#### [LISTING]
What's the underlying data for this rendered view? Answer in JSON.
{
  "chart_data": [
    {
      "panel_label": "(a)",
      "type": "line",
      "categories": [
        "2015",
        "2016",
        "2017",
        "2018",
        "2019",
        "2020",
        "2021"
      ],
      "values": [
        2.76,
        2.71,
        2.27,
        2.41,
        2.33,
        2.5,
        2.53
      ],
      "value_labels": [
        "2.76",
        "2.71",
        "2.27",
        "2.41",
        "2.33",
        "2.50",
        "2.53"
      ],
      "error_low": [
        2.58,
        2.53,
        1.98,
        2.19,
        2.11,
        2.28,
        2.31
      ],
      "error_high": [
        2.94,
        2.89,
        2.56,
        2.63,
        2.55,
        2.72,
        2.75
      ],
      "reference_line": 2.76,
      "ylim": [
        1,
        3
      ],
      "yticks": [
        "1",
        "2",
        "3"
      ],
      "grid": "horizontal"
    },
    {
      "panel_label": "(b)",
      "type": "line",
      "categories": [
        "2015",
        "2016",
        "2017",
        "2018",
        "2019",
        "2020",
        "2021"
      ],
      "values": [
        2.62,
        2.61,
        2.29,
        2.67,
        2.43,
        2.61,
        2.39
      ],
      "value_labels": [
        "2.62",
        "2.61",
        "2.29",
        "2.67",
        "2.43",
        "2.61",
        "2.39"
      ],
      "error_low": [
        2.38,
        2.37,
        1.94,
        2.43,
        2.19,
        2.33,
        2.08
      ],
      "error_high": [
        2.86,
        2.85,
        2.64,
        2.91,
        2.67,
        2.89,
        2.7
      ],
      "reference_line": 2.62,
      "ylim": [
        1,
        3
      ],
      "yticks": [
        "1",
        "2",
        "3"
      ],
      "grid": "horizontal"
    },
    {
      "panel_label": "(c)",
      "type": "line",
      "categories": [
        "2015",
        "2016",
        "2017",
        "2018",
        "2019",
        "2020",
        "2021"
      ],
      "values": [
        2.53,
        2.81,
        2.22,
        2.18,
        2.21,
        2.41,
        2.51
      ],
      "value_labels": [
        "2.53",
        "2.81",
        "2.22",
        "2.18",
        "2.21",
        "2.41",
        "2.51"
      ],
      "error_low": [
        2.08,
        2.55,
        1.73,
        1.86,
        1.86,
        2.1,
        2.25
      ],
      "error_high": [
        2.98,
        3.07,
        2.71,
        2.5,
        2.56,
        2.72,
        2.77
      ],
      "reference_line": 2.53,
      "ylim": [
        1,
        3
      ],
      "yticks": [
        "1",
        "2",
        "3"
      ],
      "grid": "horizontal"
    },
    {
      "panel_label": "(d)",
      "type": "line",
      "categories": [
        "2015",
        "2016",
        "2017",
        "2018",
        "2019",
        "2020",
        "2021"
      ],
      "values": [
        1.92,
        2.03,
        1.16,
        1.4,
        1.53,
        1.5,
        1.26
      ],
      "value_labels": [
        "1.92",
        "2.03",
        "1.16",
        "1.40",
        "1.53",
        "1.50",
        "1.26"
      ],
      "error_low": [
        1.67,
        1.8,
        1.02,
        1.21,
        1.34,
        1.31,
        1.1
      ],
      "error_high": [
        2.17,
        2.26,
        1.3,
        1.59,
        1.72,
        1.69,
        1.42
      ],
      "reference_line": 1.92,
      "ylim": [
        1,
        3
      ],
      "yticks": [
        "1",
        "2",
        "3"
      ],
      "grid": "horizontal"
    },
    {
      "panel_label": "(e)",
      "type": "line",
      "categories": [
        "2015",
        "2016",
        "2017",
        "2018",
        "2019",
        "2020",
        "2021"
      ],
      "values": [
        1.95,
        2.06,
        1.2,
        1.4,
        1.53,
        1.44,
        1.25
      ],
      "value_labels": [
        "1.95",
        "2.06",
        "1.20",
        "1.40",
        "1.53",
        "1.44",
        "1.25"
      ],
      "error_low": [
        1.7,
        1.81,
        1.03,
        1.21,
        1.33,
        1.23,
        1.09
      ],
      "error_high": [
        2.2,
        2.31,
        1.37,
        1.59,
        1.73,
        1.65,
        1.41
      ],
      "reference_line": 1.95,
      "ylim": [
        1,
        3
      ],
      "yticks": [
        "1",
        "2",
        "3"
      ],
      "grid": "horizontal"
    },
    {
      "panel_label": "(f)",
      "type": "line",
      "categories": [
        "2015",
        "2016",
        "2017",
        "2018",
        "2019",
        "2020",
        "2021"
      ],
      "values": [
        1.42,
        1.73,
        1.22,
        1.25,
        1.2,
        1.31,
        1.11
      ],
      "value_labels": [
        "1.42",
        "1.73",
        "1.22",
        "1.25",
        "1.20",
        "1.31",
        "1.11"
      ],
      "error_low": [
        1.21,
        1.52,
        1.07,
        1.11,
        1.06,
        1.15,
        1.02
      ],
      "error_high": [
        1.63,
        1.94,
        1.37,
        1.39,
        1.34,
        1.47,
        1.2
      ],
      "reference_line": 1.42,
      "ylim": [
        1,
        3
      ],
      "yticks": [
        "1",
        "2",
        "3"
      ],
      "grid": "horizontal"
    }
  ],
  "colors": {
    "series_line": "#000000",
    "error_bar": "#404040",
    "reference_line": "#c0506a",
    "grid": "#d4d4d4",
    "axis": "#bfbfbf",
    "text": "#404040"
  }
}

#### [WHAT YOU NEED TO DO]
Copy out every entry again, exactly as it was given.

#### [RESULT OF THE TASK]
What's the underlying data for this rendered view? Answer in JSON.
{
  "chart_data": [
    {
      "panel_label": "(a)",
      "type": "line",
      "categories": [
        "2015",
        "2016",
        "2017",
        "2018",
        "2019",
        "2020",
        "2021"
      ],
      "values": [
        2.76,
        2.71,
        2.27,
        2.41,
        2.33,
        2.5,
        2.53
      ],
      "value_labels": [
        "2.76",
        "2.71",
        "2.27",
        "2.41",
        "2.33",
        "2.50",
        "2.53"
      ],
      "error_low": [
        2.58,
        2.53,
        1.98,
        2.19,
        2.11,
        2.28,
        2.31
      ],
      "error_high": [
        2.94,
        2.89,
        2.56,
        2.63,
        2.55,
        2.72,
        2.75
      ],
      "reference_line": 2.76,
      "ylim": [
        1,
        3
      ],
      "yticks": [
        "1",
        "2",
        "3"
      ],
      "grid": "horizontal"
    },
    {
      "panel_label": "(b)",
      "type": "line",
      "categories": [
        "2015",
        "2016",
        "2017",
        "2018",
        "2019",
        "2020",
        "2021"
      ],
      "values": [
        2.62,
        2.61,
        2.29,
        2.67,
        2.43,
        2.61,
        2.39
      ],
      "value_labels": [
        "2.62",
        "2.61",
        "2.29",
        "2.67",
        "2.43",
        "2.61",
        "2.39"
      ],
      "error_low": [
        2.38,
        2.37,
        1.94,
        2.43,
        2.19,
        2.33,
        2.08
      ],
      "error_high": [
        2.86,
        2.85,
        2.64,
        2.91,
        2.67,
        2.89,
        2.7
      ],
      "reference_line": 2.62,
      "ylim": [
        1,
        3
      ],
      "yticks": [
        "1",
        "2",
        "3"
      ],
      "grid": "horizontal"
    },
    {
      "panel_label": "(c)",
      "type": "line",
      "categories": [
        "2015",
        "2016",
        "2017",
        "2018",
        "2019",
        "2020",
        "2021"
      ],
      "values": [
        2.53,
        2.81,
        2.22,
        2.18,
        2.21,
        2.41,
        2.51
      ],
      "value_labels": [
        "2.53",
        "2.81",
        "2.22",
        "2.18",
        "2.21",
        "2.41",
        "2.51"
      ],
      "error_low": [
        2.08,
        2.55,
        1.73,
        1.86,
        1.86,
        2.1,
        2.25
      ],
      "error_high": [
        2.98,
        3.07,
        2.71,
        2.5,
        2.56,
        2.72,
        2.77
      ],
      "reference_line": 2.53,
      "ylim": [
        1,
        3
      ],
      "yticks": [
        "1",
        "2",
        "3"
      ],
      "grid": "horizontal"
    },
    {
      "panel_label": "(d)",
      "type": "line",
      "categories": [
        "2015",
        "2016",
        "2017",
        "2018",
        "2019",
        "2020",
        "2021"
      ],
      "values": [
        1.92,
        2.03,
        1.16,
        1.4,
        1.53,
        1.5,
        1.26
      ],
      "value_labels": [
        "1.92",
        "2.03",
        "1.16",
        "1.40",
        "1.53",
        "1.50",
        "1.26"
      ],
      "error_low": [
        1.67,
        1.8,
        1.02,
        1.21,
        1.34,
        1.31,
        1.1
      ],
      "error_high": [
        2.17,
        2.26,
        1.3,
        1.59,
        1.72,
        1.69,
        1.42
      ],
      "reference_line": 1.92,
      "ylim": [
        1,
        3
      ],
      "yticks": [
        "1",
        "2",
        "3"
      ],
      "grid": "horizontal"
    },
    {
      "panel_label": "(e)",
      "type": "line",
      "categories": [
        "2015",
        "2016",
        "2017",
        "2018",
        "2019",
        "2020",
        "2021"
      ],
      "values": [
        1.95,
        2.06,
        1.2,
        1.4,
        1.53,
        1.44,
        1.25
      ],
      "value_labels": [
        "1.95",
        "2.06",
        "1.20",
        "1.40",
        "1.53",
        "1.44",
        "1.25"
      ],
      "error_low": [
        1.7,
        1.81,
        1.03,
        1.21,
        1.33,
        1.23,
        1.09
      ],
      "error_high": [
        2.2,
        2.31,
        1.37,
        1.59,
        1.73,
        1.65,
        1.41
      ],
      "reference_line": 1.95,
      "ylim": [
        1,
        3
      ],
      "yticks": [
        "1",
        "2",
        "3"
      ],
      "grid": "horizontal"
    },
    {
      "panel_label": "(f)",
      "type": "line",
      "categories": [
        "2015",
        "2016",
        "2017",
        "2018",
        "2019",
        "2020",
        "2021"
      ],
      "values": [
        1.42,
        1.73,
        1.22,
        1.25,
        1.2,
        1.31,
        1.11
      ],
      "value_labels": [
        "1.42",
        "1.73",
        "1.22",
        "1.25",
        "1.20",
        "1.31",
        "1.11"
      ],
      "error_low": [
        1.21,
        1.52,
        1.07,
        1.11,
        1.06,
        1.15,
        1.02
      ],
      "error_high": [
        1.63,
        1.94,
        1.37,
        1.39,
        1.34,
        1.47,
        1.2
      ],
      "reference_line": 1.42,
      "ylim": [
        1,
        3
      ],
      "yticks": [
        "1",
        "2",
        "3"
      ],
      "grid": "horizontal"
    }
  ],
  "colors": {
    "series_line": "#000000",
    "error_bar": "#404040",
    "reference_line": "#c0506a",
    "grid": "#d4d4d4",
    "axis": "#bfbfbf",
    "text": "#404040"
  }
}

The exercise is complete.